══ DATA SUPPLIED ══

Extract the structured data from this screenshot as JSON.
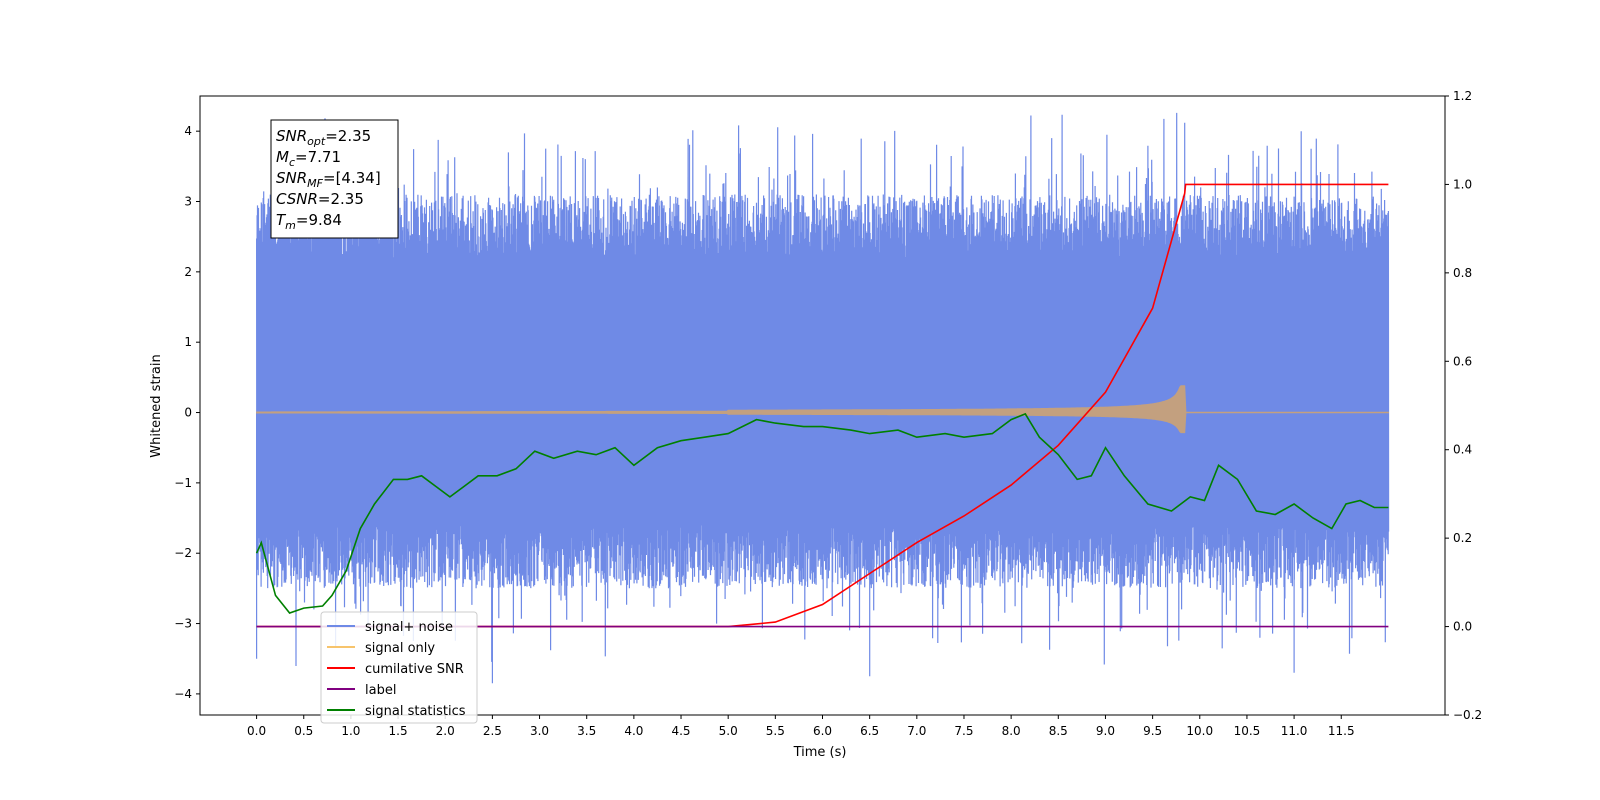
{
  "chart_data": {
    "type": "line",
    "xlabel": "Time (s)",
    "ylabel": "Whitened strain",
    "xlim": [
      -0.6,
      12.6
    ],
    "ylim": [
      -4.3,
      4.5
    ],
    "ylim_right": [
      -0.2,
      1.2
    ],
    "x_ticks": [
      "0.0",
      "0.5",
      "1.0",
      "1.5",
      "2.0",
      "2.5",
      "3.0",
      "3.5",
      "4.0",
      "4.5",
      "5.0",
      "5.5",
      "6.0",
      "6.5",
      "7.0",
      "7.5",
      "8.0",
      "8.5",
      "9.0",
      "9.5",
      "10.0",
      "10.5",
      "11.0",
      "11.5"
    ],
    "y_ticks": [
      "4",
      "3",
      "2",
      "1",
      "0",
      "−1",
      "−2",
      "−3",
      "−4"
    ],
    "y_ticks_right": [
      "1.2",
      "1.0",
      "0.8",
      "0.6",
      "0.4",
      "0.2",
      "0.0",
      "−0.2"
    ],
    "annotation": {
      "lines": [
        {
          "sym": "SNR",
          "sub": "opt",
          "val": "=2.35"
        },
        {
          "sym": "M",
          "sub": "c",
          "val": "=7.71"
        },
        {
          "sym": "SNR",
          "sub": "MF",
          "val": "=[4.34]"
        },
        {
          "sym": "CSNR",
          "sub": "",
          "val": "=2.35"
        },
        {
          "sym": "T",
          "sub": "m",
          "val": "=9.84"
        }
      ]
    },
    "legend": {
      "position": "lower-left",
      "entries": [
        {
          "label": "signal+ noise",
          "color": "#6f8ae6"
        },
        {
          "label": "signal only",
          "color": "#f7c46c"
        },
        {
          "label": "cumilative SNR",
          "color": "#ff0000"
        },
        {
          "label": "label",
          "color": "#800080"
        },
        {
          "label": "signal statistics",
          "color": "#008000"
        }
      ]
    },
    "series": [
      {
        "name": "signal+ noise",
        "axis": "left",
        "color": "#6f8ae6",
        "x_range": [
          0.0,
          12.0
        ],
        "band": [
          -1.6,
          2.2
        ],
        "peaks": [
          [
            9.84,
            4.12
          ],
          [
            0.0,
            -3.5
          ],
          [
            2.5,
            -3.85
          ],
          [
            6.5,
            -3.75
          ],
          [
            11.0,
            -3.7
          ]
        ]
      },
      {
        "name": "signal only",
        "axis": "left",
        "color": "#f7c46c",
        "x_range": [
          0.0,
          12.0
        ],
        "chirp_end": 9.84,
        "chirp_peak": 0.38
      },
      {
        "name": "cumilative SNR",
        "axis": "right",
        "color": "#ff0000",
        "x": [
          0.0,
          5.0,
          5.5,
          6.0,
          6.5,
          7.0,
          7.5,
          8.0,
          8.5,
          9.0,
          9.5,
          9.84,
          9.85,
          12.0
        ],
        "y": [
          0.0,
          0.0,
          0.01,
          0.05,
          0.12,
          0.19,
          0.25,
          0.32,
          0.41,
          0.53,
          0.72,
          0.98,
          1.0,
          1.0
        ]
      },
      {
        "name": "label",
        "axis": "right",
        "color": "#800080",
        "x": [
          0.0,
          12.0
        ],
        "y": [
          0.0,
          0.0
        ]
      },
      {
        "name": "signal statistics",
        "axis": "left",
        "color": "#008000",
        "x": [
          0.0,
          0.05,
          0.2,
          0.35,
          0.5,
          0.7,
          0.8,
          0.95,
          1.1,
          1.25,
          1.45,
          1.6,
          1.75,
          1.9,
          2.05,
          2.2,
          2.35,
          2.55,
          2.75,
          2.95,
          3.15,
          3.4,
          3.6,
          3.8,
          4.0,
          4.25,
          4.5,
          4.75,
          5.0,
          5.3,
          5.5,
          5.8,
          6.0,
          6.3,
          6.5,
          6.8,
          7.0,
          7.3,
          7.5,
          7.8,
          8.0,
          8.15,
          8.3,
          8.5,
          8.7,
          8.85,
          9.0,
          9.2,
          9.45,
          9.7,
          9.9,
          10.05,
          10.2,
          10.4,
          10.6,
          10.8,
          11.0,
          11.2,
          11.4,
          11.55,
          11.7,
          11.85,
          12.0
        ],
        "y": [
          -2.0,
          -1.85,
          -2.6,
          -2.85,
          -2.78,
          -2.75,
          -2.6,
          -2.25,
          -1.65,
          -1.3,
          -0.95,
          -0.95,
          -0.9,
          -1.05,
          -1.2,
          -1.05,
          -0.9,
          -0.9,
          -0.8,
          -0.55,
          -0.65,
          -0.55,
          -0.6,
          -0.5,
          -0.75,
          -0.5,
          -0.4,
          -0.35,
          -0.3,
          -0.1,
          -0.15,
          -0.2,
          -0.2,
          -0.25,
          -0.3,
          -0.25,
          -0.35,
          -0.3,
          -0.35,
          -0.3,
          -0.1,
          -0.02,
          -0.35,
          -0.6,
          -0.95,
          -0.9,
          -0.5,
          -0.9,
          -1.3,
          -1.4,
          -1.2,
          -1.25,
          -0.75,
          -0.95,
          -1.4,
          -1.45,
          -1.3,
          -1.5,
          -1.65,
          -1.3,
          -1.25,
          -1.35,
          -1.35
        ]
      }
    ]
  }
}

═══
══ DATA SUPPLIED ══

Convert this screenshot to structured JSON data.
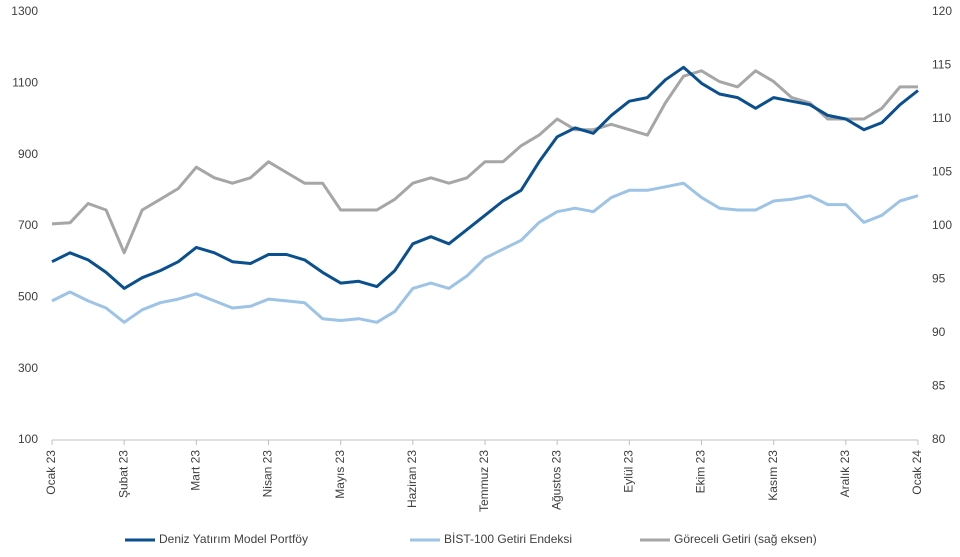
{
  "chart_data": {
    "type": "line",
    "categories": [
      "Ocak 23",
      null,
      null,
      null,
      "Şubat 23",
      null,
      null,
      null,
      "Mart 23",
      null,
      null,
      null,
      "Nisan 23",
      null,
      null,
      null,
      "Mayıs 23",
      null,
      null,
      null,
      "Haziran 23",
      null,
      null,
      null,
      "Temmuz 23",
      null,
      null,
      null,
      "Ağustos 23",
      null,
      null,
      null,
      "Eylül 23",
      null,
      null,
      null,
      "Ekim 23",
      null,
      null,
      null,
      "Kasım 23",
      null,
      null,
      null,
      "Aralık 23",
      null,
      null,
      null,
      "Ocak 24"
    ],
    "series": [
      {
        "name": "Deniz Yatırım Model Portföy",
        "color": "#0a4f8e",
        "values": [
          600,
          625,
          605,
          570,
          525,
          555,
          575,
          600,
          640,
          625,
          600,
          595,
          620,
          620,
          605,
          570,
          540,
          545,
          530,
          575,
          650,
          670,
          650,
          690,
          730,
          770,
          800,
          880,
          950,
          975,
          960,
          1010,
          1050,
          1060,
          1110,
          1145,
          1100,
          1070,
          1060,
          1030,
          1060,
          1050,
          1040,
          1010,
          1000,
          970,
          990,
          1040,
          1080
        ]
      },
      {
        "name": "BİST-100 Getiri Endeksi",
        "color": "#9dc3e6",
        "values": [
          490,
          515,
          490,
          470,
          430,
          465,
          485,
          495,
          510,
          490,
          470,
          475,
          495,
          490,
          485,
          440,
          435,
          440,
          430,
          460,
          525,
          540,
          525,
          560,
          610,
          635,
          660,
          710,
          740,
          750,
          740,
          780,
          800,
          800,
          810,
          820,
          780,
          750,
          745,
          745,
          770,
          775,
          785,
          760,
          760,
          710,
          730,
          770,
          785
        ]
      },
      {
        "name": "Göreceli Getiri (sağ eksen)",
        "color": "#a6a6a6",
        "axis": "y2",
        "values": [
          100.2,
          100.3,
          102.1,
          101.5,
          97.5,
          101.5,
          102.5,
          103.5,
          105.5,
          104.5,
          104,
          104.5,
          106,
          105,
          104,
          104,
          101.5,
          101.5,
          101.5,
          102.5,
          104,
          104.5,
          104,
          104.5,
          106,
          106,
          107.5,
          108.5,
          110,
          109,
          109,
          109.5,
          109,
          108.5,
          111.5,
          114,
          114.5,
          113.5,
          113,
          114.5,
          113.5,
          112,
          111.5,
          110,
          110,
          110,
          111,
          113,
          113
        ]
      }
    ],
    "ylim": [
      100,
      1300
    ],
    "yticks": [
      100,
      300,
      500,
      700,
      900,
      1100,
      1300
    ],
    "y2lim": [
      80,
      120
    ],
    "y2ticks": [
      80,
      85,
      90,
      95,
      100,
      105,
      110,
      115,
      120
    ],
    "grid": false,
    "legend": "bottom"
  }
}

═══

Reply with the number of lines in the material above that contain "signal", and nothing more.

6